## Exercise goal
For each line of the listing, output an exact copy.

## Information
********

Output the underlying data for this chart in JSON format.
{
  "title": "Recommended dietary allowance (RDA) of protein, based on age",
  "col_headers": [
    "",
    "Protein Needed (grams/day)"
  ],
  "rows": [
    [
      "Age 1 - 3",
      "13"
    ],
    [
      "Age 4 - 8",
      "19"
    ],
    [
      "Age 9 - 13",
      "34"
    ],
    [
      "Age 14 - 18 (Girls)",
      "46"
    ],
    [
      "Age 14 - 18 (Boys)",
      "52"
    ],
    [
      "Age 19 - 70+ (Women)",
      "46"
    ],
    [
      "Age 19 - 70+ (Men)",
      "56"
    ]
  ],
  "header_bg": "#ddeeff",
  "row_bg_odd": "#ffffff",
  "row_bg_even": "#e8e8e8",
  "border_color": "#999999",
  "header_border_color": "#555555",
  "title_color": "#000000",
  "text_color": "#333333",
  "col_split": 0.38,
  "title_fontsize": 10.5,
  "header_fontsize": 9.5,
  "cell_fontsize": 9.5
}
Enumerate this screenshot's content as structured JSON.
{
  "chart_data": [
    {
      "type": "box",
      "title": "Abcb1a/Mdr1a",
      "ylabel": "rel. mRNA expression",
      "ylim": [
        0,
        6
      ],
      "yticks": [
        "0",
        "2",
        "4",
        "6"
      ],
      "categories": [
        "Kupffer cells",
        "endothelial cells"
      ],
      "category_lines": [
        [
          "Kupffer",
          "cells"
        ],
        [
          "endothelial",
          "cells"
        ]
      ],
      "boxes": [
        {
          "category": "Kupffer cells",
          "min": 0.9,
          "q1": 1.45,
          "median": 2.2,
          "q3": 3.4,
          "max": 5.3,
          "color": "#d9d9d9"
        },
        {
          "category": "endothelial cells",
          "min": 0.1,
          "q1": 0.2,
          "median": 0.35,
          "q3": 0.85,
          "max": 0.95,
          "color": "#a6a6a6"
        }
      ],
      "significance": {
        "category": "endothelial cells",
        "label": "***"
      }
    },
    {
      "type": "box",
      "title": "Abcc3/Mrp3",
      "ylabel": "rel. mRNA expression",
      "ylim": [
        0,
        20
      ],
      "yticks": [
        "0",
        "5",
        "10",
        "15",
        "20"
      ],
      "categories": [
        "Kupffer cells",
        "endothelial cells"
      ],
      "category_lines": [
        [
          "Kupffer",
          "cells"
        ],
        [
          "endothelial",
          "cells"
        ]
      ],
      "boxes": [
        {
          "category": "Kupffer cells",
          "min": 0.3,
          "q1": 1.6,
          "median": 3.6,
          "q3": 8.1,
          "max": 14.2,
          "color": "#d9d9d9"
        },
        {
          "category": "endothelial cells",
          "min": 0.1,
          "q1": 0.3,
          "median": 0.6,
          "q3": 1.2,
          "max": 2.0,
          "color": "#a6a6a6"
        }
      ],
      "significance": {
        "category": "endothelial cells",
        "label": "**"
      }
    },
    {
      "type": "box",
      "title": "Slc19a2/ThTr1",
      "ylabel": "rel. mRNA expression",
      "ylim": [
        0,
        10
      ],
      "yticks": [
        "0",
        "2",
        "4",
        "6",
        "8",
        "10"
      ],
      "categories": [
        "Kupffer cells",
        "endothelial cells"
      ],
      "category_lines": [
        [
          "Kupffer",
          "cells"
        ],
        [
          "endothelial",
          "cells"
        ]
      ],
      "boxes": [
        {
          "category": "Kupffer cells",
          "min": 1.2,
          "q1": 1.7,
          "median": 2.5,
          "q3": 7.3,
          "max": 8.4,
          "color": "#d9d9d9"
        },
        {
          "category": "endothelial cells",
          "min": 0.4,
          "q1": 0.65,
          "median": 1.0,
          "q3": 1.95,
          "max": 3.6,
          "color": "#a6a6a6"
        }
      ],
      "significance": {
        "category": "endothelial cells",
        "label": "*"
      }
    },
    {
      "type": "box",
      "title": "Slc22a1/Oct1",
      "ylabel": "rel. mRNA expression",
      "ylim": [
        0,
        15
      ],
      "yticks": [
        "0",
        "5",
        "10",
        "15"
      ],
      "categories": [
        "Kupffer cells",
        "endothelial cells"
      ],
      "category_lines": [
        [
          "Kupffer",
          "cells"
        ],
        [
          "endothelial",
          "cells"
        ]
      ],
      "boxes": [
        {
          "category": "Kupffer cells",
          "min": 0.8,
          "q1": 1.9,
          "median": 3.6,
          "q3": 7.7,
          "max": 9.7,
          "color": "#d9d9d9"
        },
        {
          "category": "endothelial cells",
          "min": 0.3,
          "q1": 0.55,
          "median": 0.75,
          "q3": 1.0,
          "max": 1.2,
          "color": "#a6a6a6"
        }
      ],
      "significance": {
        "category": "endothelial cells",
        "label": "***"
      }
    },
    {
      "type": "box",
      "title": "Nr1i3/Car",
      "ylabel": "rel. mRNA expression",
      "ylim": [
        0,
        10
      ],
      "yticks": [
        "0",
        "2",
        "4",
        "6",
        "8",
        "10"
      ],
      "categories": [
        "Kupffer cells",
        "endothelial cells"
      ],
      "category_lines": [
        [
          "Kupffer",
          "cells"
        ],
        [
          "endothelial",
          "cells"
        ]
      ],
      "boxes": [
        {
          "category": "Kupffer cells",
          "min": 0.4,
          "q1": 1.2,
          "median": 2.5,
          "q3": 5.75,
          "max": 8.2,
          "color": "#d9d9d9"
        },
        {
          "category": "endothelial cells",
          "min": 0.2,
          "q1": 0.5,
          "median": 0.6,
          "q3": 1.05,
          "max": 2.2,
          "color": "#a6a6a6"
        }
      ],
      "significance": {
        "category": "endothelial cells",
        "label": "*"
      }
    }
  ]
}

********

## The answer
Output the underlying data for this chart in JSON format.
{
  "title": "Recommended dietary allowance (RDA) of protein, based on age",
  "col_headers": [
    "",
    "Protein Needed (grams/day)"
  ],
  "rows": [
    [
      "Age 1 - 3",
      "13"
    ],
    [
      "Age 4 - 8",
      "19"
    ],
    [
      "Age 9 - 13",
      "34"
    ],
    [
      "Age 14 - 18 (Girls)",
      "46"
    ],
    [
      "Age 14 - 18 (Boys)",
      "52"
    ],
    [
      "Age 19 - 70+ (Women)",
      "46"
    ],
    [
      "Age 19 - 70+ (Men)",
      "56"
    ]
  ],
  "header_bg": "#ddeeff",
  "row_bg_odd": "#ffffff",
  "row_bg_even": "#e8e8e8",
  "border_color": "#999999",
  "header_border_color": "#555555",
  "title_color": "#000000",
  "text_color": "#333333",
  "col_split": 0.38,
  "title_fontsize": 10.5,
  "header_fontsize": 9.5,
  "cell_fontsize": 9.5
}
Enumerate this screenshot's content as structured JSON.
{
  "chart_data": [
    {
      "type": "box",
      "title": "Abcb1a/Mdr1a",
      "ylabel": "rel. mRNA expression",
      "ylim": [
        0,
        6
      ],
      "yticks": [
        "0",
        "2",
        "4",
        "6"
      ],
      "categories": [
        "Kupffer cells",
        "endothelial cells"
      ],
      "category_lines": [
        [
          "Kupffer",
          "cells"
        ],
        [
          "endothelial",
          "cells"
        ]
      ],
      "boxes": [
        {
          "category": "Kupffer cells",
          "min": 0.9,
          "q1": 1.45,
          "median": 2.2,
          "q3": 3.4,
          "max": 5.3,
          "color": "#d9d9d9"
        },
        {
          "category": "endothelial cells",
          "min": 0.1,
          "q1": 0.2,
          "median": 0.35,
          "q3": 0.85,
          "max": 0.95,
          "color": "#a6a6a6"
        }
      ],
      "significance": {
        "category": "endothelial cells",
        "label": "***"
      }
    },
    {
      "type": "box",
      "title": "Abcc3/Mrp3",
      "ylabel": "rel. mRNA expression",
      "ylim": [
        0,
        20
      ],
      "yticks": [
        "0",
        "5",
        "10",
        "15",
        "20"
      ],
      "categories": [
        "Kupffer cells",
        "endothelial cells"
      ],
      "category_lines": [
        [
          "Kupffer",
          "cells"
        ],
        [
          "endothelial",
          "cells"
        ]
      ],
      "boxes": [
        {
          "category": "Kupffer cells",
          "min": 0.3,
          "q1": 1.6,
          "median": 3.6,
          "q3": 8.1,
          "max": 14.2,
          "color": "#d9d9d9"
        },
        {
          "category": "endothelial cells",
          "min": 0.1,
          "q1": 0.3,
          "median": 0.6,
          "q3": 1.2,
          "max": 2.0,
          "color": "#a6a6a6"
        }
      ],
      "significance": {
        "category": "endothelial cells",
        "label": "**"
      }
    },
    {
      "type": "box",
      "title": "Slc19a2/ThTr1",
      "ylabel": "rel. mRNA expression",
      "ylim": [
        0,
        10
      ],
      "yticks": [
        "0",
        "2",
        "4",
        "6",
        "8",
        "10"
      ],
      "categories": [
        "Kupffer cells",
        "endothelial cells"
      ],
      "category_lines": [
        [
          "Kupffer",
          "cells"
        ],
        [
          "endothelial",
          "cells"
        ]
      ],
      "boxes": [
        {
          "category": "Kupffer cells",
          "min": 1.2,
          "q1": 1.7,
          "median": 2.5,
          "q3": 7.3,
          "max": 8.4,
          "color": "#d9d9d9"
        },
        {
          "category": "endothelial cells",
          "min": 0.4,
          "q1": 0.65,
          "median": 1.0,
          "q3": 1.95,
          "max": 3.6,
          "color": "#a6a6a6"
        }
      ],
      "significance": {
        "category": "endothelial cells",
        "label": "*"
      }
    },
    {
      "type": "box",
      "title": "Slc22a1/Oct1",
      "ylabel": "rel. mRNA expression",
      "ylim": [
        0,
        15
      ],
      "yticks": [
        "0",
        "5",
        "10",
        "15"
      ],
      "categories": [
        "Kupffer cells",
        "endothelial cells"
      ],
      "category_lines": [
        [
          "Kupffer",
          "cells"
        ],
        [
          "endothelial",
          "cells"
        ]
      ],
      "boxes": [
        {
          "category": "Kupffer cells",
          "min": 0.8,
          "q1": 1.9,
          "median": 3.6,
          "q3": 7.7,
          "max": 9.7,
          "color": "#d9d9d9"
        },
        {
          "category": "endothelial cells",
          "min": 0.3,
          "q1": 0.55,
          "median": 0.75,
          "q3": 1.0,
          "max": 1.2,
          "color": "#a6a6a6"
        }
      ],
      "significance": {
        "category": "endothelial cells",
        "label": "***"
      }
    },
    {
      "type": "box",
      "title": "Nr1i3/Car",
      "ylabel": "rel. mRNA expression",
      "ylim": [
        0,
        10
      ],
      "yticks": [
        "0",
        "2",
        "4",
        "6",
        "8",
        "10"
      ],
      "categories": [
        "Kupffer cells",
        "endothelial cells"
      ],
      "category_lines": [
        [
          "Kupffer",
          "cells"
        ],
        [
          "endothelial",
          "cells"
        ]
      ],
      "boxes": [
        {
          "category": "Kupffer cells",
          "min": 0.4,
          "q1": 1.2,
          "median": 2.5,
          "q3": 5.75,
          "max": 8.2,
          "color": "#d9d9d9"
        },
        {
          "category": "endothelial cells",
          "min": 0.2,
          "q1": 0.5,
          "median": 0.6,
          "q3": 1.05,
          "max": 2.2,
          "color": "#a6a6a6"
        }
      ],
      "significance": {
        "category": "endothelial cells",
        "label": "*"
      }
    }
  ]
}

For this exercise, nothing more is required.